• [Source material]:
——
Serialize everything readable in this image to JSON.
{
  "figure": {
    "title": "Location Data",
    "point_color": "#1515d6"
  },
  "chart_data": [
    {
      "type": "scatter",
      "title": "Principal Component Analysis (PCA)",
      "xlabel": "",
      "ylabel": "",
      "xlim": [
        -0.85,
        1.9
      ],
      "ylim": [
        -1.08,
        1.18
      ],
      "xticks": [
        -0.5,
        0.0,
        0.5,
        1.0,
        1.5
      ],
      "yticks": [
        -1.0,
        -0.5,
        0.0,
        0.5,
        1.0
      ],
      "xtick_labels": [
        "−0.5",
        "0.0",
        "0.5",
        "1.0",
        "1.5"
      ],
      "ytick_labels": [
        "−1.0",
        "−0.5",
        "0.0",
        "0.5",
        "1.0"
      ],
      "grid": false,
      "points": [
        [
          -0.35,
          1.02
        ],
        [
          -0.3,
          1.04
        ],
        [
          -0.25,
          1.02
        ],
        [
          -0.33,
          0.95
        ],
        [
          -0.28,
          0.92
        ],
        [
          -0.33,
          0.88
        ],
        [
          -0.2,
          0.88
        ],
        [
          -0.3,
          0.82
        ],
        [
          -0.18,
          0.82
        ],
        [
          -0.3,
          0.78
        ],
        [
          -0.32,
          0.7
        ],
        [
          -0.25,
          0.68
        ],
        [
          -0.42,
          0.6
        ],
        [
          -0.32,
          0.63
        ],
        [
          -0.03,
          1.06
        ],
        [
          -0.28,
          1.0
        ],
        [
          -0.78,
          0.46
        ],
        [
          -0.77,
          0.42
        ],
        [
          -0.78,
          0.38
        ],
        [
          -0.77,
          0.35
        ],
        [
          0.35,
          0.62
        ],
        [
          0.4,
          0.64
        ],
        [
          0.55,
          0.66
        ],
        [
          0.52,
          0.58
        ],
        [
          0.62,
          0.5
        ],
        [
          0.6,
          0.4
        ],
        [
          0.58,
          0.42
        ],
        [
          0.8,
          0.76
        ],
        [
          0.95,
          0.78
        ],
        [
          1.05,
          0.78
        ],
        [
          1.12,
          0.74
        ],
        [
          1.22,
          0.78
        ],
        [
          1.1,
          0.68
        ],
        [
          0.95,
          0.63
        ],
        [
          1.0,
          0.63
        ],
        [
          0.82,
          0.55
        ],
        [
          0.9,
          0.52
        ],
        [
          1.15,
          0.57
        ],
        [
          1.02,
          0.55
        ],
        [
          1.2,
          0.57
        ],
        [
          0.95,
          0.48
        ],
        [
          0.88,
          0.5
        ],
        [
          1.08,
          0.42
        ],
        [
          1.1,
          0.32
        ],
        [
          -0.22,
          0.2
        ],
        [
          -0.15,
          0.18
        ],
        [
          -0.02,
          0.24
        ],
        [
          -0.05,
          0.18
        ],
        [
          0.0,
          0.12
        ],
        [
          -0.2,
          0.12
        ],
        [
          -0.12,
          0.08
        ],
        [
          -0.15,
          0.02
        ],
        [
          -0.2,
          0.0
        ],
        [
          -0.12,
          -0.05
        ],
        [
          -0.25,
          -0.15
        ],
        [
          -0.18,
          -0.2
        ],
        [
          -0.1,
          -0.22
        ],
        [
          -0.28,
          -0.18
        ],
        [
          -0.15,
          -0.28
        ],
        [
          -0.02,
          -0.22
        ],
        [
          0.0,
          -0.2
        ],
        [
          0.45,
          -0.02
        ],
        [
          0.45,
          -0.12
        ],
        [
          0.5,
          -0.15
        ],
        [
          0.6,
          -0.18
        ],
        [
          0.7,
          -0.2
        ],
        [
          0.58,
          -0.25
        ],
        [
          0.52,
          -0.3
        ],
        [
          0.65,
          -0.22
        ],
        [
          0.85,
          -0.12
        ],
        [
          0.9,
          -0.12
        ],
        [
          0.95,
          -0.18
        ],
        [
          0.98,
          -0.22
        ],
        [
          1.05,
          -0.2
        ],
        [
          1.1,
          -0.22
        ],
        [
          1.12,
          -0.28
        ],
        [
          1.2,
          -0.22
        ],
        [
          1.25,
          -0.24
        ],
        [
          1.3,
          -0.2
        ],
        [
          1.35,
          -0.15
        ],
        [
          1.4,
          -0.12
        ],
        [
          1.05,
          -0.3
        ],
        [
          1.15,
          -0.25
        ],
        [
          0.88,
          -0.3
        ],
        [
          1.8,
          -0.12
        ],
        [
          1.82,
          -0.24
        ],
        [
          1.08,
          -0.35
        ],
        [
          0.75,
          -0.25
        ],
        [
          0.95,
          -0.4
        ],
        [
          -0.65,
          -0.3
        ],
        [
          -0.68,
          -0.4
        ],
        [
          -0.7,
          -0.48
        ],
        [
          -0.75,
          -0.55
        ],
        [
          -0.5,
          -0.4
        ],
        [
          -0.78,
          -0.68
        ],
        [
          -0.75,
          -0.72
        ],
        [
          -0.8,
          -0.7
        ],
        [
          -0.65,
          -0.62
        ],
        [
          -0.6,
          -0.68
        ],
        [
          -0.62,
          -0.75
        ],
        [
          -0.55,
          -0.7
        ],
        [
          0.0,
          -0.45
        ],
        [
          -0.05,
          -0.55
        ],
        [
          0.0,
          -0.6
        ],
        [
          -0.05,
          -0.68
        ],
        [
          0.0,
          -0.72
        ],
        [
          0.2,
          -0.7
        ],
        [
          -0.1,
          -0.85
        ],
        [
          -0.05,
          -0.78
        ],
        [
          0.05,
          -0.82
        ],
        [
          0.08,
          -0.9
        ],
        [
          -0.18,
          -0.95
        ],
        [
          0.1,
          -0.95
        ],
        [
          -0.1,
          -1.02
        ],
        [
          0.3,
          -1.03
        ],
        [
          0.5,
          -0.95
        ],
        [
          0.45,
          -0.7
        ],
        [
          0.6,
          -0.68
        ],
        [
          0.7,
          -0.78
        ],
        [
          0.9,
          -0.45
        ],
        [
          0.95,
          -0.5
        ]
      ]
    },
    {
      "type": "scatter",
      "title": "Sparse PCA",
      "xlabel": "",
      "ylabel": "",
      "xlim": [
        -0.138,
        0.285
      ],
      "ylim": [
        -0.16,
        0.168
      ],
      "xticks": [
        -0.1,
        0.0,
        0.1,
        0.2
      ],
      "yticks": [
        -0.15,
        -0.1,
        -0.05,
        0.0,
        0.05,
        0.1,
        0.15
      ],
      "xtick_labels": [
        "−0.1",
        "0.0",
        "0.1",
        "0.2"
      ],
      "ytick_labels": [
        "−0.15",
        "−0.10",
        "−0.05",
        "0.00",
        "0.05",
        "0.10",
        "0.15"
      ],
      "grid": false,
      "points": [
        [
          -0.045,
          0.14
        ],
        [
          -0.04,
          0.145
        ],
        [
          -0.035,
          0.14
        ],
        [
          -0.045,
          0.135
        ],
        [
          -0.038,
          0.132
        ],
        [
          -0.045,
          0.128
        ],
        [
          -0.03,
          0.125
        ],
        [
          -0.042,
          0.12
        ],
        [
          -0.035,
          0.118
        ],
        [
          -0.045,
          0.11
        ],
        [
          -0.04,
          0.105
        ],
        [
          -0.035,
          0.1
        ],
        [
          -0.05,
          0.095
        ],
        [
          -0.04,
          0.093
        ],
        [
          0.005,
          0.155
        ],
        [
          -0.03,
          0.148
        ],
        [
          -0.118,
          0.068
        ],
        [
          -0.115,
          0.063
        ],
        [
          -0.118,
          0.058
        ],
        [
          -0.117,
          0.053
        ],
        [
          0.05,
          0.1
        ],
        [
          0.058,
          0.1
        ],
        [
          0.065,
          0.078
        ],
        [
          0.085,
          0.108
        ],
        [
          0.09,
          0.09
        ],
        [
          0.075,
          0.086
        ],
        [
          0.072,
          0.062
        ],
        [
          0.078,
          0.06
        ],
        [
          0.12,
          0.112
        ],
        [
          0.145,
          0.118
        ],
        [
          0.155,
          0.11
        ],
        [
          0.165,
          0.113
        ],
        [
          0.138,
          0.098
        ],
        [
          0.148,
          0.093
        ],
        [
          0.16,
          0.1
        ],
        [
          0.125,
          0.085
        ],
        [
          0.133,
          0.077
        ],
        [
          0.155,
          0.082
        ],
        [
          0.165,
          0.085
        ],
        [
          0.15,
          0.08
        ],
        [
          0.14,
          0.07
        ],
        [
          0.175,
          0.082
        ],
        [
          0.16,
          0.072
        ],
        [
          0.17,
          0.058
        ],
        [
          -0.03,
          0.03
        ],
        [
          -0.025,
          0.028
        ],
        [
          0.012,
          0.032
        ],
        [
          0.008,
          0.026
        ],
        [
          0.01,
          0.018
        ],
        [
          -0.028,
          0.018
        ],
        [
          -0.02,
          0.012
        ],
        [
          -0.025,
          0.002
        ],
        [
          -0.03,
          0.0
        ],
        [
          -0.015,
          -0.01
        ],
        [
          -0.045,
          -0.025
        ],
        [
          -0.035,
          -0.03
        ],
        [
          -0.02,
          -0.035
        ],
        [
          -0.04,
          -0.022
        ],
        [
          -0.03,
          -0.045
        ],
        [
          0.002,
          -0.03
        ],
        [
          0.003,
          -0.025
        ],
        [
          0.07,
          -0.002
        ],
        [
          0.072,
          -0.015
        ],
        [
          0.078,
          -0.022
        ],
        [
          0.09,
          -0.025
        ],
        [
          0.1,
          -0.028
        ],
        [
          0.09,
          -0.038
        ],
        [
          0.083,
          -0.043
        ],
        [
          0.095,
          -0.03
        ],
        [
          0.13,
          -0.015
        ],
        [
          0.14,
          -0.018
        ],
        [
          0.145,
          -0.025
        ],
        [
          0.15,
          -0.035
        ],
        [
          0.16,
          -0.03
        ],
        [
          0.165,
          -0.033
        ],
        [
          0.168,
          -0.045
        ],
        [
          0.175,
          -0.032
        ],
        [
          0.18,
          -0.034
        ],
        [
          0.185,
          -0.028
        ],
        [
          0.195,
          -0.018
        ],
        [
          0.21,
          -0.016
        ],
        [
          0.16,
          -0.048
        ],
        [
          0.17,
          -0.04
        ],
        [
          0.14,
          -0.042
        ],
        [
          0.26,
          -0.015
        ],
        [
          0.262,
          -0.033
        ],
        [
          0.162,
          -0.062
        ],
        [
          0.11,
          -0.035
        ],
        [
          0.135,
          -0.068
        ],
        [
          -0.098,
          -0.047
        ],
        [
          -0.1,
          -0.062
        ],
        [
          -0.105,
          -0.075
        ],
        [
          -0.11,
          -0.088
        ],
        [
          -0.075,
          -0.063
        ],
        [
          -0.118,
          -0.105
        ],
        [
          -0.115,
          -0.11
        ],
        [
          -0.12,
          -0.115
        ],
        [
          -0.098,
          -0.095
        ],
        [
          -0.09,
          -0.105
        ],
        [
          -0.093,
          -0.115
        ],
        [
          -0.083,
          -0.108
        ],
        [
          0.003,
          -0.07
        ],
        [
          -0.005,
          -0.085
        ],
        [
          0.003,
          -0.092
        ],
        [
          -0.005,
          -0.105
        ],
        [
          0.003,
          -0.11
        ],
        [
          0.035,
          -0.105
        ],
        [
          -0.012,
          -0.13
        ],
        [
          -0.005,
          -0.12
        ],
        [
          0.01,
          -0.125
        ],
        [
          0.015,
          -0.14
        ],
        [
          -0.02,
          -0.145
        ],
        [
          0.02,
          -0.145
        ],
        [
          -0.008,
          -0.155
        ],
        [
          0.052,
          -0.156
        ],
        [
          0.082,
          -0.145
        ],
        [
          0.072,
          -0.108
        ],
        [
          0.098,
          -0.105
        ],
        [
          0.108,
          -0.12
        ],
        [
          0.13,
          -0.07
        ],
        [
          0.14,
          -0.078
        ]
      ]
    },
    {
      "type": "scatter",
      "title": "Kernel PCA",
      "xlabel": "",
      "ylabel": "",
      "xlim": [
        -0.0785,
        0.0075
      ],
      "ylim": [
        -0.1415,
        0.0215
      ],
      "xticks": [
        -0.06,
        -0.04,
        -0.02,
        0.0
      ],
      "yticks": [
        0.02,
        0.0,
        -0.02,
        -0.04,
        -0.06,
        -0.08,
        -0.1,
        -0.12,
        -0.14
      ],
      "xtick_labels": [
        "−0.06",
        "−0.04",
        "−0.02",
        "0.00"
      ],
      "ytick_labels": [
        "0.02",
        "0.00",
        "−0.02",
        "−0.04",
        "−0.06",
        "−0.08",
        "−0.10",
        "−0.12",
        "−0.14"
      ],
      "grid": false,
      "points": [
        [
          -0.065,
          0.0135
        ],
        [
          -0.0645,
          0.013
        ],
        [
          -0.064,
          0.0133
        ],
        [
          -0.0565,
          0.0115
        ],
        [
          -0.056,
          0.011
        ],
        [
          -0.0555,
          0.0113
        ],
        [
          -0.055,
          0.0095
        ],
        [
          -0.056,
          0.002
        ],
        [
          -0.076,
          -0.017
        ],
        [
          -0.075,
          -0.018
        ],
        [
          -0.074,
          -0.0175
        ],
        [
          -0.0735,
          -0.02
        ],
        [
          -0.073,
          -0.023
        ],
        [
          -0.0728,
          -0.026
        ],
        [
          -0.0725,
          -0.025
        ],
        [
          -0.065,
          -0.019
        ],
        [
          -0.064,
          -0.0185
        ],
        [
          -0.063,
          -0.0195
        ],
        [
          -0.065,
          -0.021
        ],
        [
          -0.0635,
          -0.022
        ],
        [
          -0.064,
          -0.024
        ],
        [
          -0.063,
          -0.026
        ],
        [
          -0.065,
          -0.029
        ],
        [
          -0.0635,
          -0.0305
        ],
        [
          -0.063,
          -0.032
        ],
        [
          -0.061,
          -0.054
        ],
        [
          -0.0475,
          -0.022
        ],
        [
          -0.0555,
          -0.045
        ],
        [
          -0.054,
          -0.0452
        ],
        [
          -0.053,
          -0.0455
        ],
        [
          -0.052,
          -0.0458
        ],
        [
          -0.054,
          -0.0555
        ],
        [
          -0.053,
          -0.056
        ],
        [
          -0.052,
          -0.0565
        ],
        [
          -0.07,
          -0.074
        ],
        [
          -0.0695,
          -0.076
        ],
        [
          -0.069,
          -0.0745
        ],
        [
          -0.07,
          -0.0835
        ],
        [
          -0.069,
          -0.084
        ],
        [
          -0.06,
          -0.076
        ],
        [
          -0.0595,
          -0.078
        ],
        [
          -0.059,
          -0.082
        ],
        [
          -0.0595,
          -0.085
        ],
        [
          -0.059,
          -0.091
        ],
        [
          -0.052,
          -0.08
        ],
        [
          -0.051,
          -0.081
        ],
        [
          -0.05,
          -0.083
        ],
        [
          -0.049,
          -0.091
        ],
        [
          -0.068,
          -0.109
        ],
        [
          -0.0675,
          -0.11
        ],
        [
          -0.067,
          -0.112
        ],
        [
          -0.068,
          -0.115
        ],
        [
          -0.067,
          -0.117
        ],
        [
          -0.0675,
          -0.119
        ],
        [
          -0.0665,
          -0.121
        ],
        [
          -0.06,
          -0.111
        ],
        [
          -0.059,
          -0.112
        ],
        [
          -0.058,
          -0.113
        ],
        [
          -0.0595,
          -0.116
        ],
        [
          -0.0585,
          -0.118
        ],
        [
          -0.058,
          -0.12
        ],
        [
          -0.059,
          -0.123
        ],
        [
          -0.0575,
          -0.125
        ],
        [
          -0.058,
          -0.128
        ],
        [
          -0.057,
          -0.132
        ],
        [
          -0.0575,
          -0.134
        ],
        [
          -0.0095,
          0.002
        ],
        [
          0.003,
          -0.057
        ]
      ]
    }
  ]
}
——
• [What you are asked to do]: Scan the records for the string "title". Copy each line in which it appears.

• [Solution for this exercise]:
    "title": "Location Data",
      "title": "Principal Component Analysis (PCA)",
      "title": "Sparse PCA",
      "title": "Kernel PCA",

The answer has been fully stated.